WORK TO BE COMPLETED: Repeat exactly, and only, the lines from the one holding "Extract all readable text from this page." through the last line of the records below.

**** RECORDS PROVIDED

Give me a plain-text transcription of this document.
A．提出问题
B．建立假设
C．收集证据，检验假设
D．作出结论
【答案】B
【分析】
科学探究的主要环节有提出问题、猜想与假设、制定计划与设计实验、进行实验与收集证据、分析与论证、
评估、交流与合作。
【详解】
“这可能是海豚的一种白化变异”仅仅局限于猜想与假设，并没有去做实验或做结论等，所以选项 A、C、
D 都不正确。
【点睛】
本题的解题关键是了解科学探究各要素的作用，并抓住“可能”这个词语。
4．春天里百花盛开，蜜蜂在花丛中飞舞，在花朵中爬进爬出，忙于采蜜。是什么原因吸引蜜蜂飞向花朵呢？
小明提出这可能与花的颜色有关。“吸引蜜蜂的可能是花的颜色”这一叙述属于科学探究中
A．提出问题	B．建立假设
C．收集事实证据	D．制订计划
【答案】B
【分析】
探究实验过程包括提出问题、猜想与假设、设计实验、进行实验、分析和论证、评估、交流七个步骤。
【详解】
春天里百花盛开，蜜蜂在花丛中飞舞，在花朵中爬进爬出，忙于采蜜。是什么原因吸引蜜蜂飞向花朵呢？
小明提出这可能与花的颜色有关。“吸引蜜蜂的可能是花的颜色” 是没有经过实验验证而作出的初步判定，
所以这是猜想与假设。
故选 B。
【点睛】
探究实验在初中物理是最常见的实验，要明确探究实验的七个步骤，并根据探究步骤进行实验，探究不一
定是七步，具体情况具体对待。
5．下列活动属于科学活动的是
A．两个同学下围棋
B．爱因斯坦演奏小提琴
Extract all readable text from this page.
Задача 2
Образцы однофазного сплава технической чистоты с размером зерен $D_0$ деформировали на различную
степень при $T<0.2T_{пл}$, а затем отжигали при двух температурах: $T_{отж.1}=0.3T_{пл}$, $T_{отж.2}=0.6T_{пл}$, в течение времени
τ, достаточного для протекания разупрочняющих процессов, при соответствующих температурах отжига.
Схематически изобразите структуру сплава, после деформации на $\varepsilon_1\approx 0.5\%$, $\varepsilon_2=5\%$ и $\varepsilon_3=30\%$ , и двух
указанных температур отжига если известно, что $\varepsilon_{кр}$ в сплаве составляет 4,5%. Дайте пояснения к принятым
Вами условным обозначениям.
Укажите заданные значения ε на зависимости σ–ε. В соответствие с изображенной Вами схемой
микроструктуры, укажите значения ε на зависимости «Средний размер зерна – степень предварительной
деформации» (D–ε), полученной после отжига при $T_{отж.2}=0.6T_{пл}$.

********

WRITTEN SOLUTION:
Extract all readable text from this page.
Задача 2
Образцы однофазного сплава технической чистоты с размером зерен $D_0$ деформировали на различную
степень при $T<0.2T_{пл}$, а затем отжигали при двух температурах: $T_{отж.1}=0.3T_{пл}$, $T_{отж.2}=0.6T_{пл}$, в течение времени
τ, достаточного для протекания разупрочняющих процессов, при соответствующих температурах отжига.
Схематически изобразите структуру сплава, после деформации на $\varepsilon_1\approx 0.5\%$, $\varepsilon_2=5\%$ и $\varepsilon_3=30\%$ , и двух
указанных температур отжига если известно, что $\varepsilon_{кр}$ в сплаве составляет 4,5%. Дайте пояснения к принятым
Вами условным обозначениям.
Укажите заданные значения ε на зависимости σ–ε. В соответствие с изображенной Вами схемой
микроструктуры, укажите значения ε на зависимости «Средний размер зерна – степень предварительной
деформации» (D–ε), полученной после отжига при $T_{отж.2}=0.6T_{пл}$.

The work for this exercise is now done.